Read the data and repeat it in full, exactly.

· · · ·

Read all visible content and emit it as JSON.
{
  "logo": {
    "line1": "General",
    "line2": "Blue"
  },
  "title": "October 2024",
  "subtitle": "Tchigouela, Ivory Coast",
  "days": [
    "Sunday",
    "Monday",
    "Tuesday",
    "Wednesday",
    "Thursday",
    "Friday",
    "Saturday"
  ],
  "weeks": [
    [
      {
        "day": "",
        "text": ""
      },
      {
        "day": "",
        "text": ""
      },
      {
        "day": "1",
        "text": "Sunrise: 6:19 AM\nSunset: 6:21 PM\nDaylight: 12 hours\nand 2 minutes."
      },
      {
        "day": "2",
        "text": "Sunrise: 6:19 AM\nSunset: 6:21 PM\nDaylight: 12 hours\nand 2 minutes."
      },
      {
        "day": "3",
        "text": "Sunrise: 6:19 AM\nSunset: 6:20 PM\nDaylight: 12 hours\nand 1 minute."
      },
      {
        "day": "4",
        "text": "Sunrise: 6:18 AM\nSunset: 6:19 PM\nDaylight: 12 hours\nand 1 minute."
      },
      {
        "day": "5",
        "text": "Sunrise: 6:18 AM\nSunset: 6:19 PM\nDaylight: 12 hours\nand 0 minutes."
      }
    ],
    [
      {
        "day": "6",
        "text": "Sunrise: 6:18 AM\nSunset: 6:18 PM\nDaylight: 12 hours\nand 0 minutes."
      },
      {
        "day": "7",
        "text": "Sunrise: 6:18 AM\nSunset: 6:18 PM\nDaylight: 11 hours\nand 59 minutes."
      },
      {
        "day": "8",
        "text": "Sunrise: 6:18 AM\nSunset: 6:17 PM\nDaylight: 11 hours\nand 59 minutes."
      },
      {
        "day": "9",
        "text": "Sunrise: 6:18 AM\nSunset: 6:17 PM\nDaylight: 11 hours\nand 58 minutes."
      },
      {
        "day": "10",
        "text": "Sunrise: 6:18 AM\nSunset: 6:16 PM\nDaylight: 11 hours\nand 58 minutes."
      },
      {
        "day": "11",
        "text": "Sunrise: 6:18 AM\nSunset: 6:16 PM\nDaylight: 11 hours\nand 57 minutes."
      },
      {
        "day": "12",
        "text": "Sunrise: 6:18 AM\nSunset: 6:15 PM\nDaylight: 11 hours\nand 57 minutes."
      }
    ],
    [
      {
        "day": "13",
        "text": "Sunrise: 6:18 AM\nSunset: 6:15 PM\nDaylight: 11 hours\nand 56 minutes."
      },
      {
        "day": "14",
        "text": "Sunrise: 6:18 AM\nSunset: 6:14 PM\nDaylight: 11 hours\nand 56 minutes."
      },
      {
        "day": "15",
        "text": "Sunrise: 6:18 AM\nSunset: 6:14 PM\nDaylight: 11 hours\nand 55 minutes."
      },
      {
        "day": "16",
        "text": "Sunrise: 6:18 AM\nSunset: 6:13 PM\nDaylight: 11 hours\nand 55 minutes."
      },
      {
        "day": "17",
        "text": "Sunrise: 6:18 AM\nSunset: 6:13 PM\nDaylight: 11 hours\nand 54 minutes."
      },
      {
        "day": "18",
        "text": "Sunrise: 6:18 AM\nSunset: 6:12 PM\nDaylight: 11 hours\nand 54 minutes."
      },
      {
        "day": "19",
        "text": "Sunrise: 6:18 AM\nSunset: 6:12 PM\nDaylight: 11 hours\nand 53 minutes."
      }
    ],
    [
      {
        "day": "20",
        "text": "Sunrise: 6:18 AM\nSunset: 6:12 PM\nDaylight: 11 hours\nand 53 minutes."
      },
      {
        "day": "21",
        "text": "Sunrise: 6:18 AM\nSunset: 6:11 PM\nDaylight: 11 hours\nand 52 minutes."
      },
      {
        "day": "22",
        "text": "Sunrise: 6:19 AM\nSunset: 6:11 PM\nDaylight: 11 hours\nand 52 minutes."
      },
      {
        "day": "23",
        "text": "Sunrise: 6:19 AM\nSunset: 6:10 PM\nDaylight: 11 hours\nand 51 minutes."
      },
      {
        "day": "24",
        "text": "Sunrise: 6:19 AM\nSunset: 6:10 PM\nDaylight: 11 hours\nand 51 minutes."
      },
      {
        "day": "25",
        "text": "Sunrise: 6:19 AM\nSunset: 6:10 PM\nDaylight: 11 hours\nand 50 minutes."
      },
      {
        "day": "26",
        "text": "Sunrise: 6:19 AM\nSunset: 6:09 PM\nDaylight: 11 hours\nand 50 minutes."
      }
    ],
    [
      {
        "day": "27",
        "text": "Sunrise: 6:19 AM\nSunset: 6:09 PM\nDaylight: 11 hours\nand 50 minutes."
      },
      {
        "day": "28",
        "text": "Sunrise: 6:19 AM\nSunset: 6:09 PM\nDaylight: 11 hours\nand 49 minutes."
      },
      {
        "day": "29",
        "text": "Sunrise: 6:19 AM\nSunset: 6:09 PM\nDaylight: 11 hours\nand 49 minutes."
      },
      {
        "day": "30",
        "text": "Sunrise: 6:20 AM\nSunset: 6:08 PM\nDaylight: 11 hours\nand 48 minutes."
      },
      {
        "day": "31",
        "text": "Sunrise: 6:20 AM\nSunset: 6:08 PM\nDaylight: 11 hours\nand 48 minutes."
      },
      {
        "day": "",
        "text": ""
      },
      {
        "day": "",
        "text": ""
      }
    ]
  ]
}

· · · ·

### Solution for this problem
Read all visible content and emit it as JSON.
{
  "logo": {
    "line1": "General",
    "line2": "Blue"
  },
  "title": "October 2024",
  "subtitle": "Tchigouela, Ivory Coast",
  "days": [
    "Sunday",
    "Monday",
    "Tuesday",
    "Wednesday",
    "Thursday",
    "Friday",
    "Saturday"
  ],
  "weeks": [
    [
      {
        "day": "",
        "text": ""
      },
      {
        "day": "",
        "text": ""
      },
      {
        "day": "1",
        "text": "Sunrise: 6:19 AM\nSunset: 6:21 PM\nDaylight: 12 hours\nand 2 minutes."
      },
      {
        "day": "2",
        "text": "Sunrise: 6:19 AM\nSunset: 6:21 PM\nDaylight: 12 hours\nand 2 minutes."
      },
      {
        "day": "3",
        "text": "Sunrise: 6:19 AM\nSunset: 6:20 PM\nDaylight: 12 hours\nand 1 minute."
      },
      {
        "day": "4",
        "text": "Sunrise: 6:18 AM\nSunset: 6:19 PM\nDaylight: 12 hours\nand 1 minute."
      },
      {
        "day": "5",
        "text": "Sunrise: 6:18 AM\nSunset: 6:19 PM\nDaylight: 12 hours\nand 0 minutes."
      }
    ],
    [
      {
        "day": "6",
        "text": "Sunrise: 6:18 AM\nSunset: 6:18 PM\nDaylight: 12 hours\nand 0 minutes."
      },
      {
        "day": "7",
        "text": "Sunrise: 6:18 AM\nSunset: 6:18 PM\nDaylight: 11 hours\nand 59 minutes."
      },
      {
        "day": "8",
        "text": "Sunrise: 6:18 AM\nSunset: 6:17 PM\nDaylight: 11 hours\nand 59 minutes."
      },
      {
        "day": "9",
        "text": "Sunrise: 6:18 AM\nSunset: 6:17 PM\nDaylight: 11 hours\nand 58 minutes."
      },
      {
        "day": "10",
        "text": "Sunrise: 6:18 AM\nSunset: 6:16 PM\nDaylight: 11 hours\nand 58 minutes."
      },
      {
        "day": "11",
        "text": "Sunrise: 6:18 AM\nSunset: 6:16 PM\nDaylight: 11 hours\nand 57 minutes."
      },
      {
        "day": "12",
        "text": "Sunrise: 6:18 AM\nSunset: 6:15 PM\nDaylight: 11 hours\nand 57 minutes."
      }
    ],
    [
      {
        "day": "13",
        "text": "Sunrise: 6:18 AM\nSunset: 6:15 PM\nDaylight: 11 hours\nand 56 minutes."
      },
      {
        "day": "14",
        "text": "Sunrise: 6:18 AM\nSunset: 6:14 PM\nDaylight: 11 hours\nand 56 minutes."
      },
      {
        "day": "15",
        "text": "Sunrise: 6:18 AM\nSunset: 6:14 PM\nDaylight: 11 hours\nand 55 minutes."
      },
      {
        "day": "16",
        "text": "Sunrise: 6:18 AM\nSunset: 6:13 PM\nDaylight: 11 hours\nand 55 minutes."
      },
      {
        "day": "17",
        "text": "Sunrise: 6:18 AM\nSunset: 6:13 PM\nDaylight: 11 hours\nand 54 minutes."
      },
      {
        "day": "18",
        "text": "Sunrise: 6:18 AM\nSunset: 6:12 PM\nDaylight: 11 hours\nand 54 minutes."
      },
      {
        "day": "19",
        "text": "Sunrise: 6:18 AM\nSunset: 6:12 PM\nDaylight: 11 hours\nand 53 minutes."
      }
    ],
    [
      {
        "day": "20",
        "text": "Sunrise: 6:18 AM\nSunset: 6:12 PM\nDaylight: 11 hours\nand 53 minutes."
      },
      {
        "day": "21",
        "text": "Sunrise: 6:18 AM\nSunset: 6:11 PM\nDaylight: 11 hours\nand 52 minutes."
      },
      {
        "day": "22",
        "text": "Sunrise: 6:19 AM\nSunset: 6:11 PM\nDaylight: 11 hours\nand 52 minutes."
      },
      {
        "day": "23",
        "text": "Sunrise: 6:19 AM\nSunset: 6:10 PM\nDaylight: 11 hours\nand 51 minutes."
      },
      {
        "day": "24",
        "text": "Sunrise: 6:19 AM\nSunset: 6:10 PM\nDaylight: 11 hours\nand 51 minutes."
      },
      {
        "day": "25",
        "text": "Sunrise: 6:19 AM\nSunset: 6:10 PM\nDaylight: 11 hours\nand 50 minutes."
      },
      {
        "day": "26",
        "text": "Sunrise: 6:19 AM\nSunset: 6:09 PM\nDaylight: 11 hours\nand 50 minutes."
      }
    ],
    [
      {
        "day": "27",
        "text": "Sunrise: 6:19 AM\nSunset: 6:09 PM\nDaylight: 11 hours\nand 50 minutes."
      },
      {
        "day": "28",
        "text": "Sunrise: 6:19 AM\nSunset: 6:09 PM\nDaylight: 11 hours\nand 49 minutes."
      },
      {
        "day": "29",
        "text": "Sunrise: 6:19 AM\nSunset: 6:09 PM\nDaylight: 11 hours\nand 49 minutes."
      },
      {
        "day": "30",
        "text": "Sunrise: 6:20 AM\nSunset: 6:08 PM\nDaylight: 11 hours\nand 48 minutes."
      },
      {
        "day": "31",
        "text": "Sunrise: 6:20 AM\nSunset: 6:08 PM\nDaylight: 11 hours\nand 48 minutes."
      },
      {
        "day": "",
        "text": ""
      },
      {
        "day": "",
        "text": ""
      }
    ]
  ]
}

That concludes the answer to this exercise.